* [EXTRACTED ENTRIES]:
——————————

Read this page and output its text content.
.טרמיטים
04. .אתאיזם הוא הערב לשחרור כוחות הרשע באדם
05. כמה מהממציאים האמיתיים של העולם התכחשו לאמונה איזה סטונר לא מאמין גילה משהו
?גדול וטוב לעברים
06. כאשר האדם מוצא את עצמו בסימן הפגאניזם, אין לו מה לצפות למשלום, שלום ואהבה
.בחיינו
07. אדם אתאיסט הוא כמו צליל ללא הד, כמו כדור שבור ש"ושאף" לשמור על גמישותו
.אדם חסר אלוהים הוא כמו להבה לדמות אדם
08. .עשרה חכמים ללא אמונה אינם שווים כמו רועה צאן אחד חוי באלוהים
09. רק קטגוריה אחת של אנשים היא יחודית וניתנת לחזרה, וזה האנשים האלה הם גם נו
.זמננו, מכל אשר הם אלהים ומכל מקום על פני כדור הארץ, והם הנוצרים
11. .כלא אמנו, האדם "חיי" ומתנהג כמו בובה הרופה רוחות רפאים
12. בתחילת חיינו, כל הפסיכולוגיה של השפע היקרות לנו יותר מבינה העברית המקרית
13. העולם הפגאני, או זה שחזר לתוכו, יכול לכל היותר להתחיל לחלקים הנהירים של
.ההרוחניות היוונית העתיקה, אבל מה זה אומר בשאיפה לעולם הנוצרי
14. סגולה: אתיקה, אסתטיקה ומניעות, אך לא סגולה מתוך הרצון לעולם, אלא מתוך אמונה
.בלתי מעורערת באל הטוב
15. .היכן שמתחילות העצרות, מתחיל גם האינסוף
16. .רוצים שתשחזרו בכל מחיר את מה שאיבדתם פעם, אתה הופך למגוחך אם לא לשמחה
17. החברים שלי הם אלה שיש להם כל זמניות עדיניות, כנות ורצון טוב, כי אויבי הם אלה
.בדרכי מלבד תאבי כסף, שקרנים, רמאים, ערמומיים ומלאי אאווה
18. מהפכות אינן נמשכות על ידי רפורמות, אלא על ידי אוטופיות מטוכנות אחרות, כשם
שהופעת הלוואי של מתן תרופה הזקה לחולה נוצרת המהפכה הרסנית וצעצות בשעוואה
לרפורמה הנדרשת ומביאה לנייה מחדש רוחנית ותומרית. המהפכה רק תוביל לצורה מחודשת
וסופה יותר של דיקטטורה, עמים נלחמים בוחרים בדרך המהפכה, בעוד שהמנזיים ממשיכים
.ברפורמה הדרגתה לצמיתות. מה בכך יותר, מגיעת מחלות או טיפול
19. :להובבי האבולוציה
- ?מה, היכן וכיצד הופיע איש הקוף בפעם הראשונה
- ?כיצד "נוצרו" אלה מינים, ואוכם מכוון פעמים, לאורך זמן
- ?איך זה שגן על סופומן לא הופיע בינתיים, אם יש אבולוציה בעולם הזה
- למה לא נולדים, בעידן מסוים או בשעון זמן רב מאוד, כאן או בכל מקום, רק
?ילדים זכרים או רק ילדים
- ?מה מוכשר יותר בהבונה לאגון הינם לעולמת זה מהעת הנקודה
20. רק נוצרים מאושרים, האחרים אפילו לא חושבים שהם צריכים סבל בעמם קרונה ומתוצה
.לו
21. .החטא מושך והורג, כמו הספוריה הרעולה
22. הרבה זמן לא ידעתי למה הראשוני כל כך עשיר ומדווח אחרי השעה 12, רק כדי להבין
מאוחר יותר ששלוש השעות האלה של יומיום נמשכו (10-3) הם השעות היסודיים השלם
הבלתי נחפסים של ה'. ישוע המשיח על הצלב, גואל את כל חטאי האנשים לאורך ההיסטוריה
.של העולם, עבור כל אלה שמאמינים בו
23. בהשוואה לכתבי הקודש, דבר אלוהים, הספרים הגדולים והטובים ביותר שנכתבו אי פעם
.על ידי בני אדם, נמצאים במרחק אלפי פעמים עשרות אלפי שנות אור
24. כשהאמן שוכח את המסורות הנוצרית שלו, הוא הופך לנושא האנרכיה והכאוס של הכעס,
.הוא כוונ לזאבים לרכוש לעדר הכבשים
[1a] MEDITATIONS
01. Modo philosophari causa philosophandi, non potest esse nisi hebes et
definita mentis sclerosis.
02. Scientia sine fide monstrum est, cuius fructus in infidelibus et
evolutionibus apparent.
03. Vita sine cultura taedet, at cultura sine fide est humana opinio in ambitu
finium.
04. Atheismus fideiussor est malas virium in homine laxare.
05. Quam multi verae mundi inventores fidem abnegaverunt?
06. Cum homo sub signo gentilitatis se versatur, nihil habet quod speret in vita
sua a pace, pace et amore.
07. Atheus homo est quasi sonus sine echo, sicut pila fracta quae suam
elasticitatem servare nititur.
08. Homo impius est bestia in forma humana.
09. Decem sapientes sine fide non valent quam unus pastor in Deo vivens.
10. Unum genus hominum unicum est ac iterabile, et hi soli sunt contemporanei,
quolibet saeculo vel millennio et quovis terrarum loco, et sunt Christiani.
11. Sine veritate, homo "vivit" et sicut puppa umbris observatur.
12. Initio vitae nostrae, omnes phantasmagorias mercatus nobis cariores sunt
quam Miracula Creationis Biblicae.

——————————

* [TASK DESCRIPTION]: Only the count is needed: the number of lines in the data that include the word "האדם".

* [ANSWER FOR THIS EXERCISE]: 2